-------- READING PASSAGE

UWI Guest Lecture: RACE & RACISM

Afra Raymond gave a guest lecture to Cultural Studies Post-Graduate students at UWI St. Augustine in their course, “Debates in Caribbean Cultural Identity”. His presentation concerned race and racism, in relation to the Course theme of Identity. This lecture grew out of Mr. Raymond’s TEDxPortofSpain 2015 talk: “Is it only white people who can be racist?”

  • Programme Length: 01:00:13
  • Programme Date: Thursday, 5 November, 2020

3 thoughts on “UWI Guest Lecture: RACE & RACISM

  1. I will listen tommorow
    Let me give you a real particular situation
    In 2009, I was hired by an English / UAE company in Dubai.
    I was hired as a western expat, and so the problems began
    The whites, most of who was lower rank that me never accepted me and made my life miserable. Not because I was not competent, but because I was Indian and they will not let an Indian be their boss. So I even had problem recruiting junior staff.
    The Indians, which constitute 85% of the workers, from labourers to Engineers, did not like the idea that I had the benefits of the whites and really shun me, more than the whites. It was OK for them to take instructions from a white man, but not another Indian.

    Racism is not a white people thing.

  2. Kenrick,
    I reach further into history and see discrimination, but with imperialism came the enslavement of Africans who enriched their captors beyond their expectations and fed their greed to inhumane heights. That culture has ripened until it is currently rotten to the core, so violence, drugs and psychology are combined to sustain that mostly mythic status quo.

----------------

TASK LIST:
1) On the UWI lecture page, what was the title of the TEDxPortofSpain 2015 talk that the lecture grew out of?
2) Write what comes next on the UWI lecture page, continuing the second comment after its final sentence.
The data entries below are separate material, unrelated to the UWI lecture page.

-------- PROVIDED DATA

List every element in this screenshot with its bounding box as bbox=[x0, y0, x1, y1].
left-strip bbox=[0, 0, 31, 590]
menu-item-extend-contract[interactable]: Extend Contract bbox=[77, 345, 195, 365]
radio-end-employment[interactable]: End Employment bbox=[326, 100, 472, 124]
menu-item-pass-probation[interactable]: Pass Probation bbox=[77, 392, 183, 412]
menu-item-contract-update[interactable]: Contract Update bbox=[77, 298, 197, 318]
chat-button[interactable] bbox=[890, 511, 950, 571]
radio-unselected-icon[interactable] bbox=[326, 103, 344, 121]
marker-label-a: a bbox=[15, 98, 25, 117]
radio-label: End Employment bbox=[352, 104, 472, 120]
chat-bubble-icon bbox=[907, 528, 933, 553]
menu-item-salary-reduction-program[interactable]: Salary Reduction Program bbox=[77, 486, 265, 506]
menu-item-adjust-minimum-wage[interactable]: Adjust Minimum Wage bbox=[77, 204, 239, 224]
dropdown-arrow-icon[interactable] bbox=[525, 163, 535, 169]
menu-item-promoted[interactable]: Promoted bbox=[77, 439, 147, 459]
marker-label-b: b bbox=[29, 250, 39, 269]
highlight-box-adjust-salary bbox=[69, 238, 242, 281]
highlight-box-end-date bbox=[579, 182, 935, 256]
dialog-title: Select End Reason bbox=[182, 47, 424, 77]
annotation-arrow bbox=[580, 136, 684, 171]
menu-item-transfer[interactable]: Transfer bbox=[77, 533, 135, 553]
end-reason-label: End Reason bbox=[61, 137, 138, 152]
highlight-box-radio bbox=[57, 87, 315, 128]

----------------

ANSWERS PER TASK:
1) "Is it only white people who can be racist?"

2)
    Unfortunately many of us (non-whites) have imbibed those toxic principles as being divinely inspired and practice them against us. I believe in love, but I am described as a risible and archaic romantic.

  3. Great work Afra,so coherently and brilliantly presented.Off the top of my head,(therefore unscientific)you quoted CLICO FINANCIAL to dispel the myth of blacks (in T&T) being less business oriented.But is it?
    By way of comparison,culturally,the East Indian’s penchant and mindset for entrepeneurship is almost all encompassing transmitting through generations.If you drive through typical ‘Indian’ communities,the majority of homes are built off the top of the ground to facilitate businesses on the ground floor.Children are nurtured/groomed/schooled to take over from their parents in many,many fields of endeavour.
    Blacks tend to gravitate to activities which promise instant gratification,IMHO.